* [What the task asks]: Reproduce the records below in full and exactly, without their images.

* [Dataset records]:
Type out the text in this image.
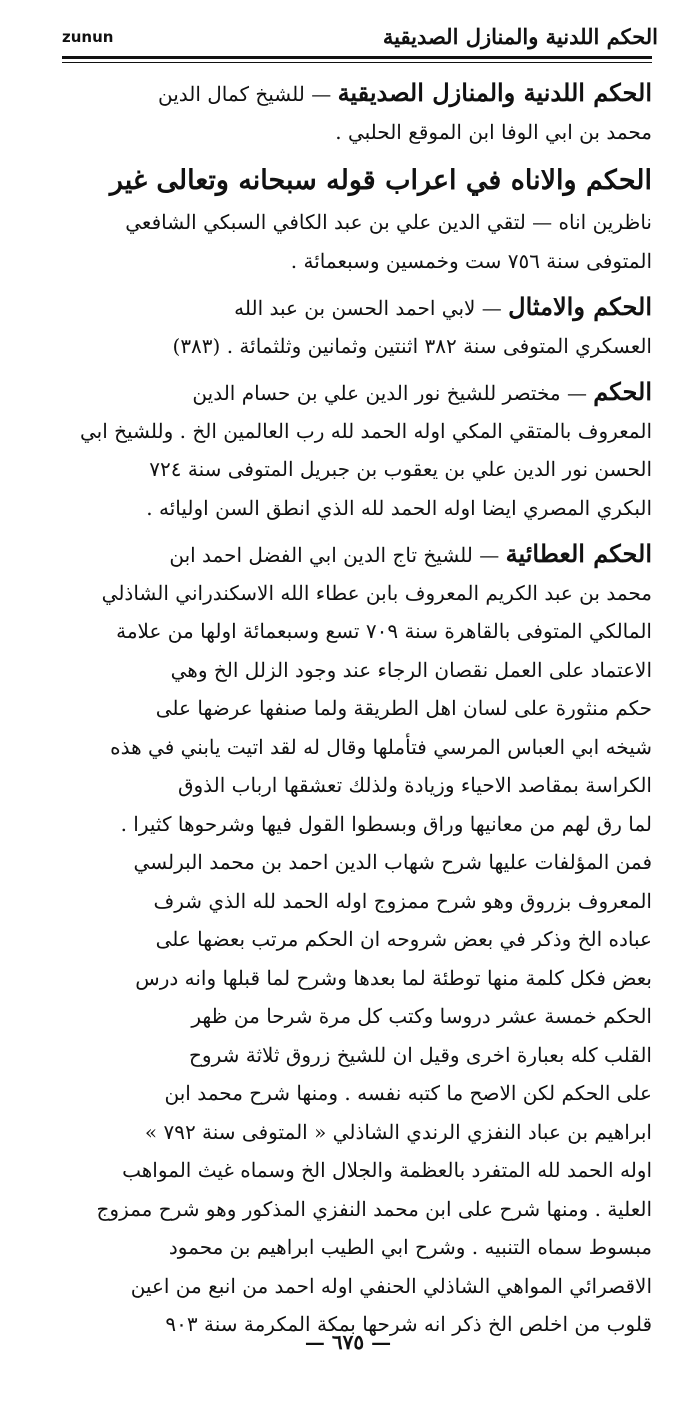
zunun	الحكم اللدنية والمنازل الصديقية
الحكم اللدنية والمنازل الصديقية — للشيخ كمال الدين
محمد بن ابي الوفا ابن الموقع الحلبي .
الحكم والاناه في اعراب قوله سبحانه وتعالى غير
ناظرين اناه — لتقي الدين علي بن عبد الكافي السبكي الشافعي
المتوفى سنة ٧٥٦ ست وخمسين وسبعمائة .
الحكم والامثال — لابي احمد الحسن بن عبد الله
العسكري المتوفى سنة ٣٨٢ اثنتين وثمانين وثلثمائة . (٣٨٣)
الحكم — مختصر للشيخ نور الدين علي بن حسام الدين
المعروف بالمتقي المكي اوله الحمد لله رب العالمين الخ . وللشيخ ابي
الحسن نور الدين علي بن يعقوب بن جبريل المتوفى سنة ٧٢٤
البكري المصري ايضا اوله الحمد لله الذي انطق السن اوليائه .
الحكم العطائية — للشيخ تاج الدين ابي الفضل احمد ابن
محمد بن عبد الكريم المعروف بابن عطاء الله الاسكندراني الشاذلي
المالكي المتوفى بالقاهرة سنة ٧٠٩ تسع وسبعمائة اولها من علامة
الاعتماد على العمل نقصان الرجاء عند وجود الزلل الخ وهي
حكم منثورة على لسان اهل الطريقة ولما صنفها عرضها على
شيخه ابي العباس المرسي فتأملها وقال له لقد اتيت يابني في هذه
الكراسة بمقاصد الاحياء وزيادة ولذلك تعشقها ارباب الذوق
لما رق لهم من معانيها وراق وبسطوا القول فيها وشرحوها كثيرا .
فمن المؤلفات عليها شرح شهاب الدين احمد بن محمد البرلسي
المعروف بزروق وهو شرح ممزوج اوله الحمد لله الذي شرف
عباده الخ وذكر في بعض شروحه ان الحكم مرتب بعضها على
بعض فكل كلمة منها توطئة لما بعدها وشرح لما قبلها وانه درس
الحكم خمسة عشر دروسا وكتب كل مرة شرحا من ظهر
القلب كله بعبارة اخرى وقيل ان للشيخ زروق ثلاثة شروح
على الحكم لكن الاصح ما كتبه نفسه . ومنها شرح محمد ابن
ابراهيم بن عباد النفزي الرندي الشاذلي « المتوفى سنة ٧٩٢ »
اوله الحمد لله المتفرد بالعظمة والجلال الخ وسماه غيث المواهب
العلية . ومنها شرح على ابن محمد النفزي المذكور وهو شرح ممزوج
مبسوط سماه التنبيه . وشرح ابي الطيب ابراهيم بن محمود
الاقصرائي المواهي الشاذلي الحنفي اوله احمد من انبع من اعين
قلوب من اخلص الخ ذكر انه شرحها بمكة المكرمة سنة ٩٠٣
— ٦٧٥ —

* [Response to this task]:
Type out the text in this image.
zunun	الحكم اللدنية والمنازل الصديقية
الحكم اللدنية والمنازل الصديقية — للشيخ كمال الدين
محمد بن ابي الوفا ابن الموقع الحلبي .
الحكم والاناه في اعراب قوله سبحانه وتعالى غير
ناظرين اناه — لتقي الدين علي بن عبد الكافي السبكي الشافعي
المتوفى سنة ٧٥٦ ست وخمسين وسبعمائة .
الحكم والامثال — لابي احمد الحسن بن عبد الله
العسكري المتوفى سنة ٣٨٢ اثنتين وثمانين وثلثمائة . (٣٨٣)
الحكم — مختصر للشيخ نور الدين علي بن حسام الدين
المعروف بالمتقي المكي اوله الحمد لله رب العالمين الخ . وللشيخ ابي
الحسن نور الدين علي بن يعقوب بن جبريل المتوفى سنة ٧٢٤
البكري المصري ايضا اوله الحمد لله الذي انطق السن اوليائه .
الحكم العطائية — للشيخ تاج الدين ابي الفضل احمد ابن
محمد بن عبد الكريم المعروف بابن عطاء الله الاسكندراني الشاذلي
المالكي المتوفى بالقاهرة سنة ٧٠٩ تسع وسبعمائة اولها من علامة
الاعتماد على العمل نقصان الرجاء عند وجود الزلل الخ وهي
حكم منثورة على لسان اهل الطريقة ولما صنفها عرضها على
شيخه ابي العباس المرسي فتأملها وقال له لقد اتيت يابني في هذه
الكراسة بمقاصد الاحياء وزيادة ولذلك تعشقها ارباب الذوق
لما رق لهم من معانيها وراق وبسطوا القول فيها وشرحوها كثيرا .
فمن المؤلفات عليها شرح شهاب الدين احمد بن محمد البرلسي
المعروف بزروق وهو شرح ممزوج اوله الحمد لله الذي شرف
عباده الخ وذكر في بعض شروحه ان الحكم مرتب بعضها على
بعض فكل كلمة منها توطئة لما بعدها وشرح لما قبلها وانه درس
الحكم خمسة عشر دروسا وكتب كل مرة شرحا من ظهر
القلب كله بعبارة اخرى وقيل ان للشيخ زروق ثلاثة شروح
على الحكم لكن الاصح ما كتبه نفسه . ومنها شرح محمد ابن
ابراهيم بن عباد النفزي الرندي الشاذلي « المتوفى سنة ٧٩٢ »
اوله الحمد لله المتفرد بالعظمة والجلال الخ وسماه غيث المواهب
العلية . ومنها شرح على ابن محمد النفزي المذكور وهو شرح ممزوج
مبسوط سماه التنبيه . وشرح ابي الطيب ابراهيم بن محمود
الاقصرائي المواهي الشاذلي الحنفي اوله احمد من انبع من اعين
قلوب من اخلص الخ ذكر انه شرحها بمكة المكرمة سنة ٩٠٣
— ٦٧٥ —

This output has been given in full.